#### [What to produce]
Take the data that follows and retype it word for word.

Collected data
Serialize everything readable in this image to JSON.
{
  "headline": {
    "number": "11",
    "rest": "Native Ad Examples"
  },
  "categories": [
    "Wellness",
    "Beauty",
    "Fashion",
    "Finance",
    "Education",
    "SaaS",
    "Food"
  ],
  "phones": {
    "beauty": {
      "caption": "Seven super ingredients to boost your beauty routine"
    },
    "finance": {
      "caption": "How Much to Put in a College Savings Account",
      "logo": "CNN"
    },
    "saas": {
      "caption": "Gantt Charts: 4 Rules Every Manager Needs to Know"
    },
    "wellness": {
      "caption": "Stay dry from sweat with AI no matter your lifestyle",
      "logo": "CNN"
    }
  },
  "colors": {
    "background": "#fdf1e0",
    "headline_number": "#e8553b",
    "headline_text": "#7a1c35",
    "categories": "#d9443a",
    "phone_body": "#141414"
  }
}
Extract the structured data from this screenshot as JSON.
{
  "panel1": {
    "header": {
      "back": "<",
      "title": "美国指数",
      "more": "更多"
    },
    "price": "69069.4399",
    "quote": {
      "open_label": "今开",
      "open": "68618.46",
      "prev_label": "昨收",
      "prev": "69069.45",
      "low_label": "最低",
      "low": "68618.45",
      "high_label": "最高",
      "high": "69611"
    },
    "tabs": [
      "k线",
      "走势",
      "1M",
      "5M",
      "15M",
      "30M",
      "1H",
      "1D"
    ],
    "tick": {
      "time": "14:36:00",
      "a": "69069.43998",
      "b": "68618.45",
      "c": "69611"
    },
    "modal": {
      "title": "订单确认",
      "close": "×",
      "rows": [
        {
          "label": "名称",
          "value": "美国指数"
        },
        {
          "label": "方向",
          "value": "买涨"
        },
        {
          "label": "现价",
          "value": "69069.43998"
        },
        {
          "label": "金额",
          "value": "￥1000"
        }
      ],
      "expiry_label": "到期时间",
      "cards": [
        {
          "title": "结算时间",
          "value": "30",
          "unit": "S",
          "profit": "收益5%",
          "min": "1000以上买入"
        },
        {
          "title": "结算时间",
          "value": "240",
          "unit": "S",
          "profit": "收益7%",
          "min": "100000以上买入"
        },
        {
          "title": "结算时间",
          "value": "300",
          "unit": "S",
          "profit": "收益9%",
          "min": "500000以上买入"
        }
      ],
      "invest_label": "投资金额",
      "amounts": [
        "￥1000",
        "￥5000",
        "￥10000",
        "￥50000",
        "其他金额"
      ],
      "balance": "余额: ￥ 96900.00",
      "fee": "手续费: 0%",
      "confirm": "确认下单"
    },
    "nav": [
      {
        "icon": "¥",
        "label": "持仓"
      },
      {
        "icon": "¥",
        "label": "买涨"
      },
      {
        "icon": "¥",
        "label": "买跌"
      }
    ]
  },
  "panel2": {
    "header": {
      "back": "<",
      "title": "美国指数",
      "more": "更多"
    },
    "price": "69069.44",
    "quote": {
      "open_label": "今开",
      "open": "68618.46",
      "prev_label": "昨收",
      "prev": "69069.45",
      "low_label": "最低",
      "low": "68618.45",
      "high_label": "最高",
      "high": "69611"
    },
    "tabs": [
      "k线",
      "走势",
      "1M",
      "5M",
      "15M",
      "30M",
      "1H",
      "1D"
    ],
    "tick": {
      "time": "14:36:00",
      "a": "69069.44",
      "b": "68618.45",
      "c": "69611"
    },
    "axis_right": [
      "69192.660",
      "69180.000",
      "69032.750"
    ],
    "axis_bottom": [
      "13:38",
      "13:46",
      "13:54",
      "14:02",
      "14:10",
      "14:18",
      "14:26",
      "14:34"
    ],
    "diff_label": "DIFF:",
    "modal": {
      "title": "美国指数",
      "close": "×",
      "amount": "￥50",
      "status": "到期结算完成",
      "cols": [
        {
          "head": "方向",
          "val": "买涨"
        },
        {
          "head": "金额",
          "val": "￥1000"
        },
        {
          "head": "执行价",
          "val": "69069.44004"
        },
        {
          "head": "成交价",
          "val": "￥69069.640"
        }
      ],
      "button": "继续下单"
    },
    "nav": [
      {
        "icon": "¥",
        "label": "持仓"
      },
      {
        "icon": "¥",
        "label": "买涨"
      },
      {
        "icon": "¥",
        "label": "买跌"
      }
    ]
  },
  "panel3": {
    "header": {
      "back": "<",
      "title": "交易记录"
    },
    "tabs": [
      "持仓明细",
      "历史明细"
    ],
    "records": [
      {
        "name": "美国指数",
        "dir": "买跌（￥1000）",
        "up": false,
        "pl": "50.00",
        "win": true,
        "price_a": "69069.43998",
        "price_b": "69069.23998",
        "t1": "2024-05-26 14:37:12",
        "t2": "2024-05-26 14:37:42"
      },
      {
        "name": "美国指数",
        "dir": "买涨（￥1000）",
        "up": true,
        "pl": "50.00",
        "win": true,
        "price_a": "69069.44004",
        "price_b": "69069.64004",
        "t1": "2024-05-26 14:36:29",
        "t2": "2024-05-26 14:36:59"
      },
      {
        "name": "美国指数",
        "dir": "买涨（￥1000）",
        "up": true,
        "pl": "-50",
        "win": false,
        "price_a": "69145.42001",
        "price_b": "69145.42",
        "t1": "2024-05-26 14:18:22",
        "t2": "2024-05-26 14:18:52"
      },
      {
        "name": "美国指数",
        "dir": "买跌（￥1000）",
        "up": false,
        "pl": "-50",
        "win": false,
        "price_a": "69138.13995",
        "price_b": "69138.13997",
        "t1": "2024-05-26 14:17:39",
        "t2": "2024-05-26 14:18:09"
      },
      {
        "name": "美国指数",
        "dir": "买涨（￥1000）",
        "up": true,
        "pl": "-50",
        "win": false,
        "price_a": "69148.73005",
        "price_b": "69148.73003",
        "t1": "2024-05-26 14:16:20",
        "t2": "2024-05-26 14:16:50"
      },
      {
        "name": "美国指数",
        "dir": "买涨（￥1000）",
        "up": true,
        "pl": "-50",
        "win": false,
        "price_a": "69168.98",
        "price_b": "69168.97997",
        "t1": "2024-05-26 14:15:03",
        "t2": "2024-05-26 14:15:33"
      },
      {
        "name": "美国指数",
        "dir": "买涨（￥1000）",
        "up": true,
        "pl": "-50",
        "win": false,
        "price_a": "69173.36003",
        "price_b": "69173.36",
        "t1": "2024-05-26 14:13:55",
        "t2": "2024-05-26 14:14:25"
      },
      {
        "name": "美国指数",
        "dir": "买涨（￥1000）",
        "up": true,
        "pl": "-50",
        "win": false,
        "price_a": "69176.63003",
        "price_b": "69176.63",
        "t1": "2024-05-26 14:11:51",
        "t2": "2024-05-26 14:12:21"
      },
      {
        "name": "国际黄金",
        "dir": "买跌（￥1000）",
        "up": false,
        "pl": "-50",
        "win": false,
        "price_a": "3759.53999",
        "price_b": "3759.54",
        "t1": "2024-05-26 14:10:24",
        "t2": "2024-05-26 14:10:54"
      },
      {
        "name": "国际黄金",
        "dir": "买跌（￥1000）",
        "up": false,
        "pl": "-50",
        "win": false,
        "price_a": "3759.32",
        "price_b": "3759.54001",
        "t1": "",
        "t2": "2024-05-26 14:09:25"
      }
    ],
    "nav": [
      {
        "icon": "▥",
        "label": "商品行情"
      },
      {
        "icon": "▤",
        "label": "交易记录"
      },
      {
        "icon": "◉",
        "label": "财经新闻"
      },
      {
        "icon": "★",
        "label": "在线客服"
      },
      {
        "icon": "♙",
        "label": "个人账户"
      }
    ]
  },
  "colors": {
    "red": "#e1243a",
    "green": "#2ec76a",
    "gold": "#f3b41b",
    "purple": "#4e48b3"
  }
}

#### [Exercise answer]
Serialize everything readable in this image to JSON.
{
  "headline": {
    "number": "11",
    "rest": "Native Ad Examples"
  },
  "categories": [
    "Wellness",
    "Beauty",
    "Fashion",
    "Finance",
    "Education",
    "SaaS",
    "Food"
  ],
  "phones": {
    "beauty": {
      "caption": "Seven super ingredients to boost your beauty routine"
    },
    "finance": {
      "caption": "How Much to Put in a College Savings Account",
      "logo": "CNN"
    },
    "saas": {
      "caption": "Gantt Charts: 4 Rules Every Manager Needs to Know"
    },
    "wellness": {
      "caption": "Stay dry from sweat with AI no matter your lifestyle",
      "logo": "CNN"
    }
  },
  "colors": {
    "background": "#fdf1e0",
    "headline_number": "#e8553b",
    "headline_text": "#7a1c35",
    "categories": "#d9443a",
    "phone_body": "#141414"
  }
}
Extract the structured data from this screenshot as JSON.
{
  "panel1": {
    "header": {
      "back": "<",
      "title": "美国指数",
      "more": "更多"
    },
    "price": "69069.4399",
    "quote": {
      "open_label": "今开",
      "open": "68618.46",
      "prev_label": "昨收",
      "prev": "69069.45",
      "low_label": "最低",
      "low": "68618.45",
      "high_label": "最高",
      "high": "69611"
    },
    "tabs": [
      "k线",
      "走势",
      "1M",
      "5M",
      "15M",
      "30M",
      "1H",
      "1D"
    ],
    "tick": {
      "time": "14:36:00",
      "a": "69069.43998",
      "b": "68618.45",
      "c": "69611"
    },
    "modal": {
      "title": "订单确认",
      "close": "×",
      "rows": [
        {
          "label": "名称",
          "value": "美国指数"
        },
        {
          "label": "方向",
          "value": "买涨"
        },
        {
          "label": "现价",
          "value": "69069.43998"
        },
        {
          "label": "金额",
          "value": "￥1000"
        }
      ],
      "expiry_label": "到期时间",
      "cards": [
        {
          "title": "结算时间",
          "value": "30",
          "unit": "S",
          "profit": "收益5%",
          "min": "1000以上买入"
        },
        {
          "title": "结算时间",
          "value": "240",
          "unit": "S",
          "profit": "收益7%",
          "min": "100000以上买入"
        },
        {
          "title": "结算时间",
          "value": "300",
          "unit": "S",
          "profit": "收益9%",
          "min": "500000以上买入"
        }
      ],
      "invest_label": "投资金额",
      "amounts": [
        "￥1000",
        "￥5000",
        "￥10000",
        "￥50000",
        "其他金额"
      ],
      "balance": "余额: ￥ 96900.00",
      "fee": "手续费: 0%",
      "confirm": "确认下单"
    },
    "nav": [
      {
        "icon": "¥",
        "label": "持仓"
      },
      {
        "icon": "¥",
        "label": "买涨"
      },
      {
        "icon": "¥",
        "label": "买跌"
      }
    ]
  },
  "panel2": {
    "header": {
      "back": "<",
      "title": "美国指数",
      "more": "更多"
    },
    "price": "69069.44",
    "quote": {
      "open_label": "今开",
      "open": "68618.46",
      "prev_label": "昨收",
      "prev": "69069.45",
      "low_label": "最低",
      "low": "68618.45",
      "high_label": "最高",
      "high": "69611"
    },
    "tabs": [
      "k线",
      "走势",
      "1M",
      "5M",
      "15M",
      "30M",
      "1H",
      "1D"
    ],
    "tick": {
      "time": "14:36:00",
      "a": "69069.44",
      "b": "68618.45",
      "c": "69611"
    },
    "axis_right": [
      "69192.660",
      "69180.000",
      "69032.750"
    ],
    "axis_bottom": [
      "13:38",
      "13:46",
      "13:54",
      "14:02",
      "14:10",
      "14:18",
      "14:26",
      "14:34"
    ],
    "diff_label": "DIFF:",
    "modal": {
      "title": "美国指数",
      "close": "×",
      "amount": "￥50",
      "status": "到期结算完成",
      "cols": [
        {
          "head": "方向",
          "val": "买涨"
        },
        {
          "head": "金额",
          "val": "￥1000"
        },
        {
          "head": "执行价",
          "val": "69069.44004"
        },
        {
          "head": "成交价",
          "val": "￥69069.640"
        }
      ],
      "button": "继续下单"
    },
    "nav": [
      {
        "icon": "¥",
        "label": "持仓"
      },
      {
        "icon": "¥",
        "label": "买涨"
      },
      {
        "icon": "¥",
        "label": "买跌"
      }
    ]
  },
  "panel3": {
    "header": {
      "back": "<",
      "title": "交易记录"
    },
    "tabs": [
      "持仓明细",
      "历史明细"
    ],
    "records": [
      {
        "name": "美国指数",
        "dir": "买跌（￥1000）",
        "up": false,
        "pl": "50.00",
        "win": true,
        "price_a": "69069.43998",
        "price_b": "69069.23998",
        "t1": "2024-05-26 14:37:12",
        "t2": "2024-05-26 14:37:42"
      },
      {
        "name": "美国指数",
        "dir": "买涨（￥1000）",
        "up": true,
        "pl": "50.00",
        "win": true,
        "price_a": "69069.44004",
        "price_b": "69069.64004",
        "t1": "2024-05-26 14:36:29",
        "t2": "2024-05-26 14:36:59"
      },
      {
        "name": "美国指数",
        "dir": "买涨（￥1000）",
        "up": true,
        "pl": "-50",
        "win": false,
        "price_a": "69145.42001",
        "price_b": "69145.42",
        "t1": "2024-05-26 14:18:22",
        "t2": "2024-05-26 14:18:52"
      },
      {
        "name": "美国指数",
        "dir": "买跌（￥1000）",
        "up": false,
        "pl": "-50",
        "win": false,
        "price_a": "69138.13995",
        "price_b": "69138.13997",
        "t1": "2024-05-26 14:17:39",
        "t2": "2024-05-26 14:18:09"
      },
      {
        "name": "美国指数",
        "dir": "买涨（￥1000）",
        "up": true,
        "pl": "-50",
        "win": false,
        "price_a": "69148.73005",
        "price_b": "69148.73003",
        "t1": "2024-05-26 14:16:20",
        "t2": "2024-05-26 14:16:50"
      },
      {
        "name": "美国指数",
        "dir": "买涨（￥1000）",
        "up": true,
        "pl": "-50",
        "win": false,
        "price_a": "69168.98",
        "price_b": "69168.97997",
        "t1": "2024-05-26 14:15:03",
        "t2": "2024-05-26 14:15:33"
      },
      {
        "name": "美国指数",
        "dir": "买涨（￥1000）",
        "up": true,
        "pl": "-50",
        "win": false,
        "price_a": "69173.36003",
        "price_b": "69173.36",
        "t1": "2024-05-26 14:13:55",
        "t2": "2024-05-26 14:14:25"
      },
      {
        "name": "美国指数",
        "dir": "买涨（￥1000）",
        "up": true,
        "pl": "-50",
        "win": false,
        "price_a": "69176.63003",
        "price_b": "69176.63",
        "t1": "2024-05-26 14:11:51",
        "t2": "2024-05-26 14:12:21"
      },
      {
        "name": "国际黄金",
        "dir": "买跌（￥1000）",
        "up": false,
        "pl": "-50",
        "win": false,
        "price_a": "3759.53999",
        "price_b": "3759.54",
        "t1": "2024-05-26 14:10:24",
        "t2": "2024-05-26 14:10:54"
      },
      {
        "name": "国际黄金",
        "dir": "买跌（￥1000）",
        "up": false,
        "pl": "-50",
        "win": false,
        "price_a": "3759.32",
        "price_b": "3759.54001",
        "t1": "",
        "t2": "2024-05-26 14:09:25"
      }
    ],
    "nav": [
      {
        "icon": "▥",
        "label": "商品行情"
      },
      {
        "icon": "▤",
        "label": "交易记录"
      },
      {
        "icon": "◉",
        "label": "财经新闻"
      },
      {
        "icon": "★",
        "label": "在线客服"
      },
      {
        "icon": "♙",
        "label": "个人账户"
      }
    ]
  },
  "colors": {
    "red": "#e1243a",
    "green": "#2ec76a",
    "gold": "#f3b41b",
    "purple": "#4e48b3"
  }
}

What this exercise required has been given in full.